*DOCUMENT PASSAGE*.
╔══

Which is why there was much consternation in England late last year when Zaha wrote to the Fédération Internationale de Football Association (Fifa) to switch his national allegiance from England to the Ivory Coast. Zaha was born in the Ivory Coast, but moved to England when he was 4. Fifa rules allow him to play for both countries. A few days ago, Gareth Southgate, manager of the England national squad, told the press that he had tried and failed to convince Zaha to play for England. There has been some hemming and hawing since. Daniel Harris has an excellent piece in the NewStatesman eviscerating the objections.

Who knows? In some years, Zaha might yet play for England. If it suits him. That is because football, fuelled by many different forms of greed and an endless hunger for success at the club and national levels, has successfully reduced nationality to a question of paperwork. Thus, there are no eyebrows raised anywhere when brothers play against each other in internationals. Granit and Taulant Xhaka played against each other in the Switzerland versus Albania tie at Euro 2016. In fact, that match has to be a watershed moment in the history of nations and nationhood. At least half-a-dozen players in each team were eligible to play for the opposition.

╚══

*GIVEN ENTRIES*.
╔══

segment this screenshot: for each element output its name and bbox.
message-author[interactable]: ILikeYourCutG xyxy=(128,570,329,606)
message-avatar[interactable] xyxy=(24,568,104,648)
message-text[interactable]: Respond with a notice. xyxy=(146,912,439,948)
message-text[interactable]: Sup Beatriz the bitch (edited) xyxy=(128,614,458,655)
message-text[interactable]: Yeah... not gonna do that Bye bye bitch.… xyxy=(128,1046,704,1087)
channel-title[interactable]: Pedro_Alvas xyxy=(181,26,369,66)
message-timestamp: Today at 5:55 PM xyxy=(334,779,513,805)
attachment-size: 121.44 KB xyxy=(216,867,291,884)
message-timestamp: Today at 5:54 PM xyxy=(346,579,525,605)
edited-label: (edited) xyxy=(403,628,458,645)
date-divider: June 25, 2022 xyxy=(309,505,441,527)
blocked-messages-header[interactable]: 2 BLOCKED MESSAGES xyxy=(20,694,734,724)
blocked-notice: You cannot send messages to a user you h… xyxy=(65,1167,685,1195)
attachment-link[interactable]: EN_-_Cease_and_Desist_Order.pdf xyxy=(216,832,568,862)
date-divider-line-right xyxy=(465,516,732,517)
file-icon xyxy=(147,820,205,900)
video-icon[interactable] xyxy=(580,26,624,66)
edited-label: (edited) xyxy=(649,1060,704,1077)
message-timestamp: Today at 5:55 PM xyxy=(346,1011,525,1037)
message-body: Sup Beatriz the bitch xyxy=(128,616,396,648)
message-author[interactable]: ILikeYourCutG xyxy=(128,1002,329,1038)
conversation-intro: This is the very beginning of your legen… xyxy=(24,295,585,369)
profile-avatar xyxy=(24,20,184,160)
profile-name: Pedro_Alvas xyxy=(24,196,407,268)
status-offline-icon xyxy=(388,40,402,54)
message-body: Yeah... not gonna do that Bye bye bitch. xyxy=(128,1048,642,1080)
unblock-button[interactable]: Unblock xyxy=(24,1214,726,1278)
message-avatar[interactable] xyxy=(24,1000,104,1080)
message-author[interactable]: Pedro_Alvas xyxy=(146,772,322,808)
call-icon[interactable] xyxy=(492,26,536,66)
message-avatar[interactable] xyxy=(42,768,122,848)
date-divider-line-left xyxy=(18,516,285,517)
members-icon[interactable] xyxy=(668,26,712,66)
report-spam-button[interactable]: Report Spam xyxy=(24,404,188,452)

╚══

*PROBLEMS AND TASKS*.
**A)** In the passage on football and national allegiance, which brothers played against each other in the Switzerland versus Albania match at Euro 2016?
**B)** Continue the passage on football and national allegiance from its last sentence.

*REPLIES*.
**A)** Granit and Taulant Xhaka.

**B)**
Indeed professional football, at least in Europe but also in many other places, makes a stellar case for the complex combination of challenges and opportunities that emerge out of migration, refugees, and human movement of all kinds. Would English football be half as enjoyable or commercially viable if it wasn’t for the legions of foreign players who turn out for their teams? Would Swiss football be anywhere near as successful if it wasn’t for the Albanian migrants who make up its heart and soul?

And it works for players too. Like Zaha, other multi-ethnic players also often drive countries into bidding against each other for their services. Manchester United’s Adnan Januzaj, currently out on loan at Sunderland, appeared to be eligible to play for a whole host of nations before committing himself to Belgium.

In some sense, and this might appear anathema to some, nations appear no more profound organizations than clubs in such circumstances. Nationality too then becomes just a factor in the complex decisions that players make about their careers. And all this in a marketplace that is remarkably free. As Zaha shows, on the football pitch the Ivory Coast can be as enticing a prospect as England. And isn’t that just great.